From the records, pick out and copy each line containing "screenshot".

### Dataset records on visual material:
****************************************

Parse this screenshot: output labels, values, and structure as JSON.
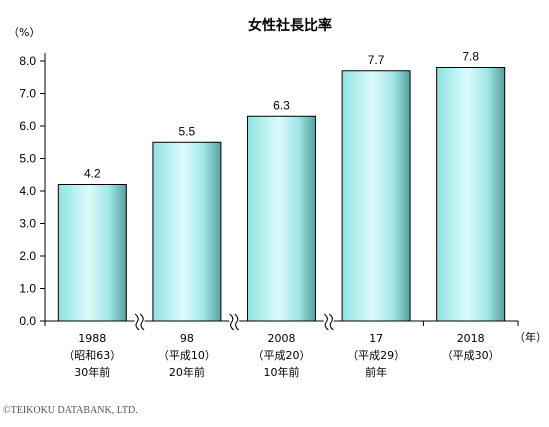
{
  "chart_data": {
    "type": "bar",
    "title": "女性社長比率",
    "y_unit": "（%）",
    "x_unit": "（年）",
    "ylim": [
      0,
      8.0
    ],
    "yticks": [
      "0.0",
      "1.0",
      "2.0",
      "3.0",
      "4.0",
      "5.0",
      "6.0",
      "7.0",
      "8.0"
    ],
    "categories": [
      [
        "1988",
        "（昭和63）",
        "30年前"
      ],
      [
        "98",
        "（平成10）",
        "20年前"
      ],
      [
        "2008",
        "（平成20）",
        "10年前"
      ],
      [
        "17",
        "（平成29）",
        "前年"
      ],
      [
        "2018",
        "（平成30）"
      ]
    ],
    "values": [
      4.2,
      5.5,
      6.3,
      7.7,
      7.8
    ],
    "value_labels": [
      "4.2",
      "5.5",
      "6.3",
      "7.7",
      "7.8"
    ],
    "axis_breaks_after": [
      0,
      1,
      2
    ],
    "bar_color": "#7fdada",
    "grid": false
  },
  "footer": {
    "copyright": "©TEIKOKU DATABANK, LTD."
  }
}
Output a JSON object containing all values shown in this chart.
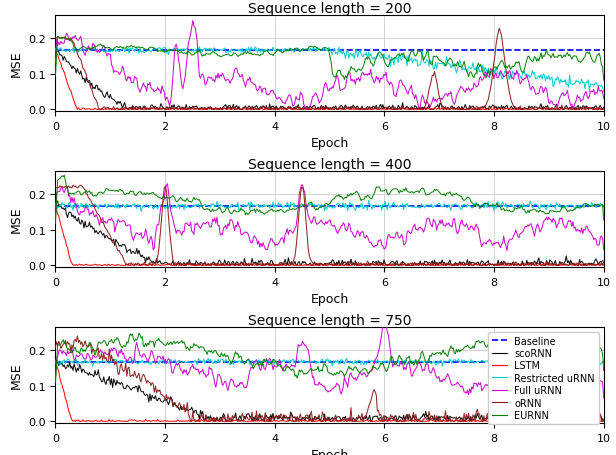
{
  "titles": [
    "Sequence length = 200",
    "Sequence length = 400",
    "Sequence length = 750"
  ],
  "xlabel": "Epoch",
  "ylabel": "MSE",
  "xlim": [
    0,
    10
  ],
  "ylim": [
    -0.005,
    0.265
  ],
  "yticks": [
    0.0,
    0.1,
    0.2
  ],
  "xticks": [
    0,
    2,
    4,
    6,
    8,
    10
  ],
  "colors": {
    "Baseline": "#0000ff",
    "scoRNN": "#000000",
    "LSTM": "#ff0000",
    "Restricted uRNN": "#00cccc",
    "Full uRNN": "#cc00cc",
    "oRNN": "#8b1a1a",
    "EURNN": "#008000"
  },
  "baseline_value": 0.167,
  "n_points": 500
}
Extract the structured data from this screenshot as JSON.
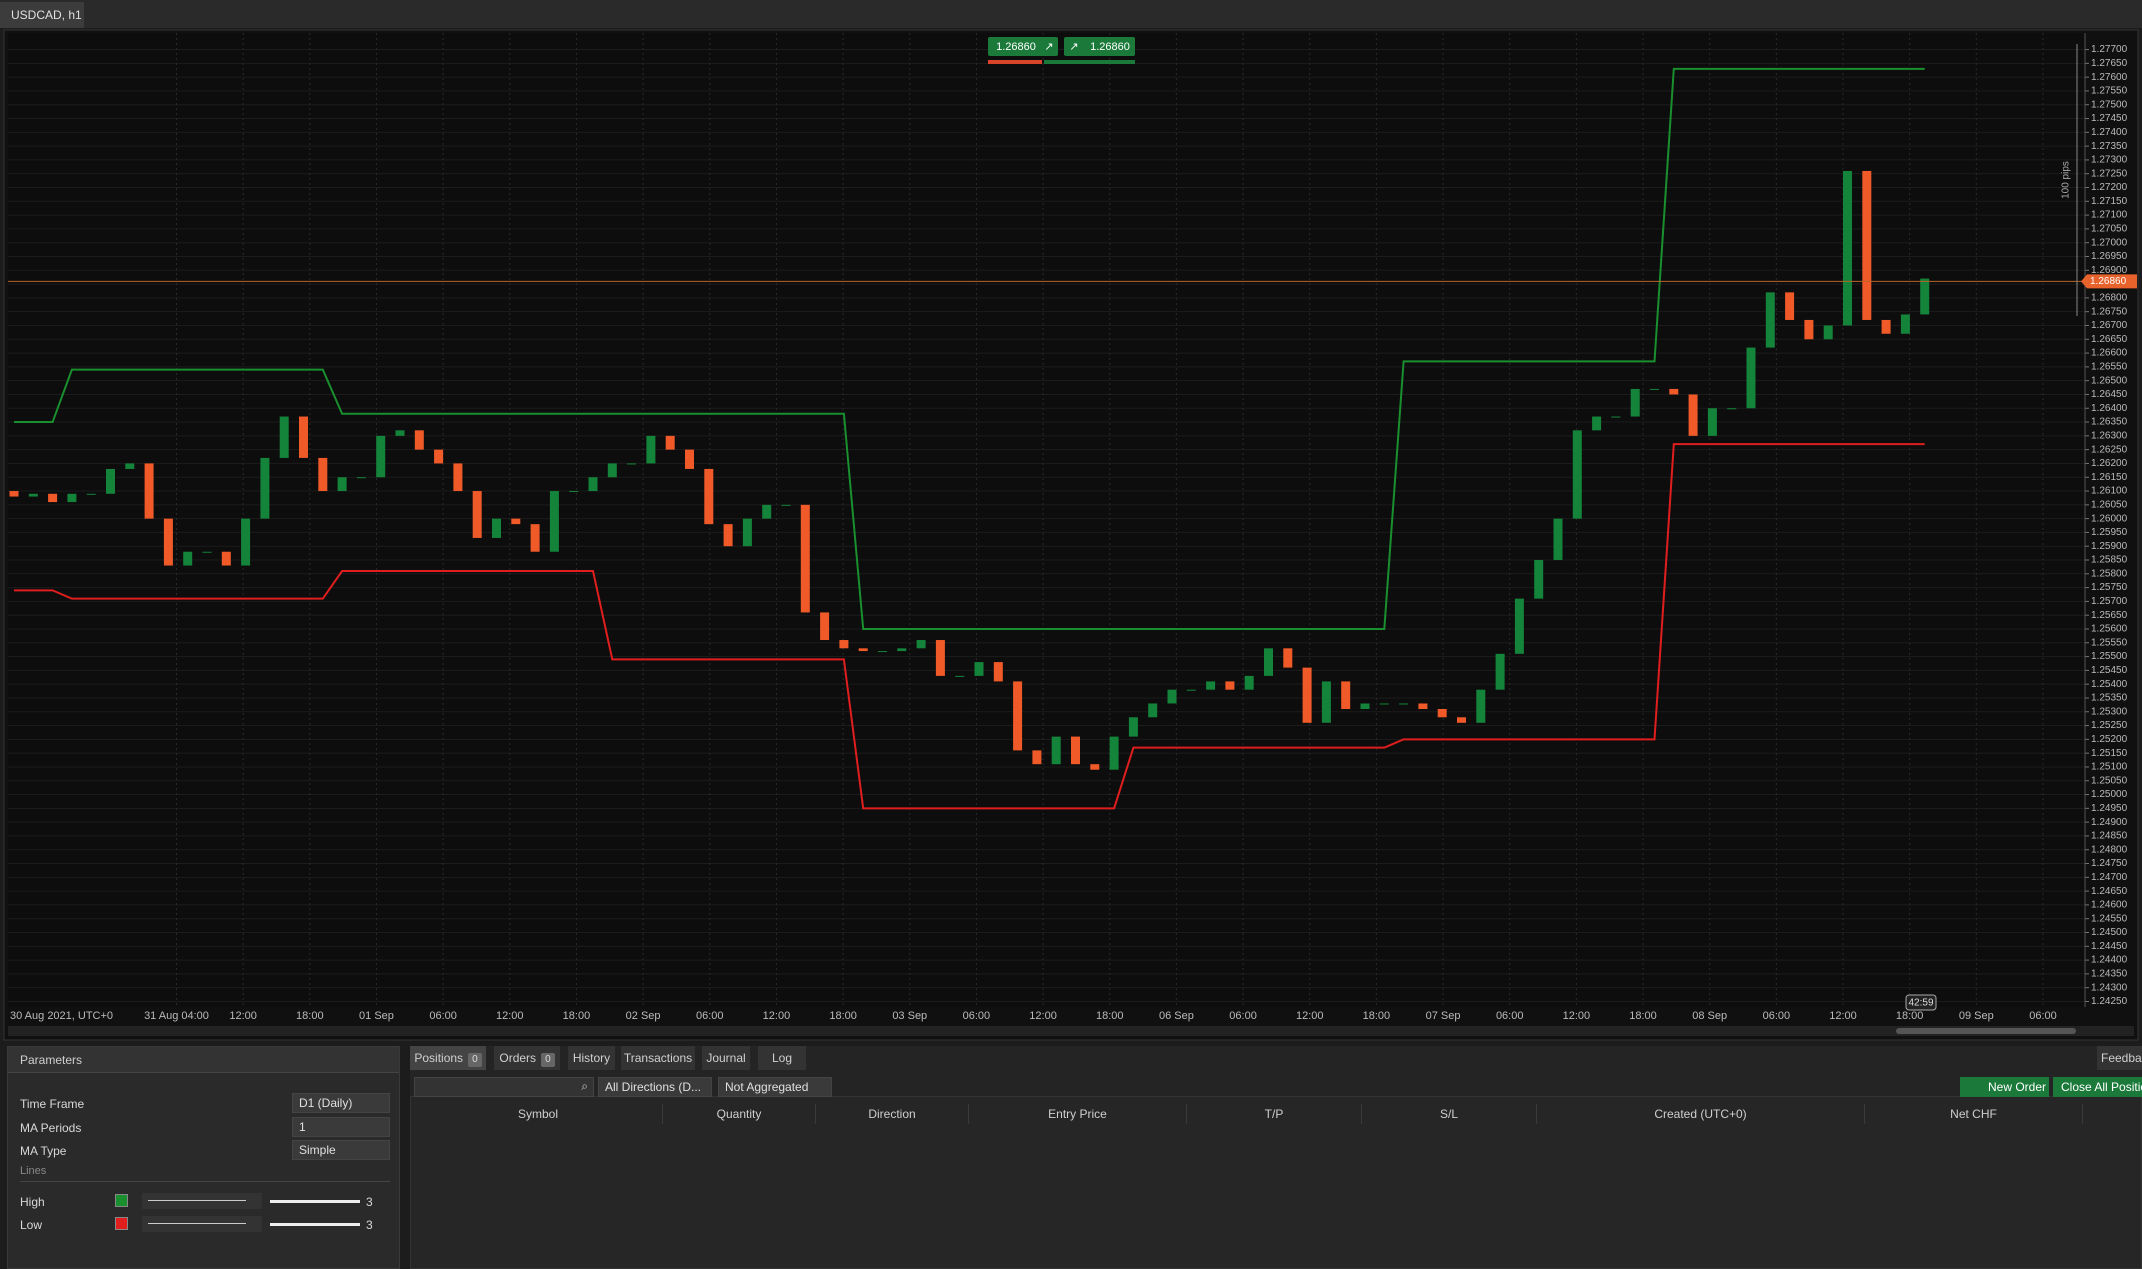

****************************************

### Finished task:
Parse this screenshot: output labels, values, and structure as JSON.
Extract the structured data from this screenshot as JSON.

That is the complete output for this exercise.